## begin Provided entries

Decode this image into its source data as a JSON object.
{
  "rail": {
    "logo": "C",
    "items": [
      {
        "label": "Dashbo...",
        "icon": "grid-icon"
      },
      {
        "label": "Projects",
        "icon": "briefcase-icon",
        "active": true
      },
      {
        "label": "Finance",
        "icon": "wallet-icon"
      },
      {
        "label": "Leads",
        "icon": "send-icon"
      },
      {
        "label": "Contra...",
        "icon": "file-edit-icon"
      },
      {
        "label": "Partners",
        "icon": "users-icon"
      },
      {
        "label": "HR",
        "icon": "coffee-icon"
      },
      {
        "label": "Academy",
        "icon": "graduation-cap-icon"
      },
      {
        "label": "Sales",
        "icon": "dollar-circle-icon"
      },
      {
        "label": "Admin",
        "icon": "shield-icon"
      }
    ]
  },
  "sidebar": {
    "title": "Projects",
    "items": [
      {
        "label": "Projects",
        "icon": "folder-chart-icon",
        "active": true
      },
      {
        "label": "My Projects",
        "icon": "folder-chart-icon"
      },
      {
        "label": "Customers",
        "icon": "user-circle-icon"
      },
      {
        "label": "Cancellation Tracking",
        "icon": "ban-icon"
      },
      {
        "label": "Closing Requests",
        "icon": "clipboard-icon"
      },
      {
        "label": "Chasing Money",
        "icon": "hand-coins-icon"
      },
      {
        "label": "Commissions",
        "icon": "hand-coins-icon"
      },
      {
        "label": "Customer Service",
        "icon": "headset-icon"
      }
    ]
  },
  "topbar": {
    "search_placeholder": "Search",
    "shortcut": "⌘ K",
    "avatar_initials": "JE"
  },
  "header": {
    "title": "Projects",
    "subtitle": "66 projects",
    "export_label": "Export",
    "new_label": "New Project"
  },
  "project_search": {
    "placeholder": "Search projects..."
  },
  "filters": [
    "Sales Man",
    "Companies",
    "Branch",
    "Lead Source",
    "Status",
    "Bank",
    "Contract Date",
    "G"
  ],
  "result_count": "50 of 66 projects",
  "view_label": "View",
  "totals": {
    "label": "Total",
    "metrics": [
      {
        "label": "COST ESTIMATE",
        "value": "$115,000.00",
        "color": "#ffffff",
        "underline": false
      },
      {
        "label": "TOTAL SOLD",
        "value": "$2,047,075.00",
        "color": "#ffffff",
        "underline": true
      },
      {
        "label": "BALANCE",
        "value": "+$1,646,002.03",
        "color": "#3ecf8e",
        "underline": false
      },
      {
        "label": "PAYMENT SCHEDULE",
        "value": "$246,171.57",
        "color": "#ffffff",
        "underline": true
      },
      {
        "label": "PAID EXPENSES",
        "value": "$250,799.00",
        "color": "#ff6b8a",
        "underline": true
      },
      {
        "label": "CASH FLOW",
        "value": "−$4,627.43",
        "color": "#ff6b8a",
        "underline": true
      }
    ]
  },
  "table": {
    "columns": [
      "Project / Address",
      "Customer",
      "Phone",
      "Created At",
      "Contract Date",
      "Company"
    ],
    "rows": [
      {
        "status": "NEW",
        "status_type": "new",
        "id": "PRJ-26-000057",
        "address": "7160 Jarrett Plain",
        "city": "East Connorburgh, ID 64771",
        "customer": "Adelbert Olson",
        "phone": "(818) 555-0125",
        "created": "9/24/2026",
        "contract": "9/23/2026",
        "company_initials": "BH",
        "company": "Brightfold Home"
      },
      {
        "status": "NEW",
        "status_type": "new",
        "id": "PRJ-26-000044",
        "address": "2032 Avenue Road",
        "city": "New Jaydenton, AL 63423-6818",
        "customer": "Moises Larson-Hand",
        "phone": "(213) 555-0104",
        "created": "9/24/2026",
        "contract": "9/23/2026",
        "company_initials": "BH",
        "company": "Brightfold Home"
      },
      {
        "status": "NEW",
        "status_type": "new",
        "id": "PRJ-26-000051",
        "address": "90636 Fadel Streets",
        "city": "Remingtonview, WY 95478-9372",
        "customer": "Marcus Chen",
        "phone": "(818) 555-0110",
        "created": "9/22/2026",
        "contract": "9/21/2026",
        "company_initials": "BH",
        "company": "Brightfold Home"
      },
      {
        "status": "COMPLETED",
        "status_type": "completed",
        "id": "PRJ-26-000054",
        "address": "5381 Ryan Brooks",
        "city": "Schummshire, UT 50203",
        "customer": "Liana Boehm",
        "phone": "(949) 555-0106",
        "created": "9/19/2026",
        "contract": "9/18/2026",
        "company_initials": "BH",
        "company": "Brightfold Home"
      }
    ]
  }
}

## end Provided entries

▶ _Exercise description_: Give only the number of lines in the material above where the string "value" appears.

▶ _Final result_: 6